» OBJECTIVE
Quote the rows word for word, from the first line through the line that contains "menu-item[interactable]: Duplicate [704, 381, 910, 420]", with both of those lines included.
--------------------
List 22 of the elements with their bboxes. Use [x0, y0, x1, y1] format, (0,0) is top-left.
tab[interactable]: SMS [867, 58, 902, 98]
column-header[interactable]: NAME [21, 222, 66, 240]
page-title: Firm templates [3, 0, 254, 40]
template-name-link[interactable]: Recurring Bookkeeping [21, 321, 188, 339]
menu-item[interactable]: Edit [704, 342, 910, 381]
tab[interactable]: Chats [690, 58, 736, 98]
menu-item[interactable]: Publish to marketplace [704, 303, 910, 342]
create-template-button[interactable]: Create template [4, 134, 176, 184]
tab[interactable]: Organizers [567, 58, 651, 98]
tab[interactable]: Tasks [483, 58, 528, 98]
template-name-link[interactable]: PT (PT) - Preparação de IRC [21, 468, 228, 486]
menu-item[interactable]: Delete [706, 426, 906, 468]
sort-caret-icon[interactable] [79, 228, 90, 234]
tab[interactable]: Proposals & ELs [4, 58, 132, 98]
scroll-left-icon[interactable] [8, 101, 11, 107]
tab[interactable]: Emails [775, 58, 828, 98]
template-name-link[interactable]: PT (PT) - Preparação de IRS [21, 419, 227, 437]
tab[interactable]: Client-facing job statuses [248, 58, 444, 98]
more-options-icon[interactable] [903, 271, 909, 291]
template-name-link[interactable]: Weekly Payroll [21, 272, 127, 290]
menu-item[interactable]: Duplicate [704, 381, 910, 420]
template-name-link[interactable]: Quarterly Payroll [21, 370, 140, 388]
--------------------
» RESULT FOR THIS EXERCISE
List 22 of the elements with their bboxes. Use [x0, y0, x1, y1] format, (0,0) is top-left.
tab[interactable]: SMS [867, 58, 902, 98]
column-header[interactable]: NAME [21, 222, 66, 240]
page-title: Firm templates [3, 0, 254, 40]
template-name-link[interactable]: Recurring Bookkeeping [21, 321, 188, 339]
menu-item[interactable]: Edit [704, 342, 910, 381]
tab[interactable]: Chats [690, 58, 736, 98]
menu-item[interactable]: Publish to marketplace [704, 303, 910, 342]
create-template-button[interactable]: Create template [4, 134, 176, 184]
tab[interactable]: Organizers [567, 58, 651, 98]
tab[interactable]: Tasks [483, 58, 528, 98]
template-name-link[interactable]: PT (PT) - Preparação de IRC [21, 468, 228, 486]
menu-item[interactable]: Delete [706, 426, 906, 468]
sort-caret-icon[interactable] [79, 228, 90, 234]
tab[interactable]: Proposals & ELs [4, 58, 132, 98]
scroll-left-icon[interactable] [8, 101, 11, 107]
tab[interactable]: Emails [775, 58, 828, 98]
template-name-link[interactable]: PT (PT) - Preparação de IRS [21, 419, 227, 437]
tab[interactable]: Client-facing job statuses [248, 58, 444, 98]
more-options-icon[interactable] [903, 271, 909, 291]
template-name-link[interactable]: Weekly Payroll [21, 272, 127, 290]
menu-item[interactable]: Duplicate [704, 381, 910, 420]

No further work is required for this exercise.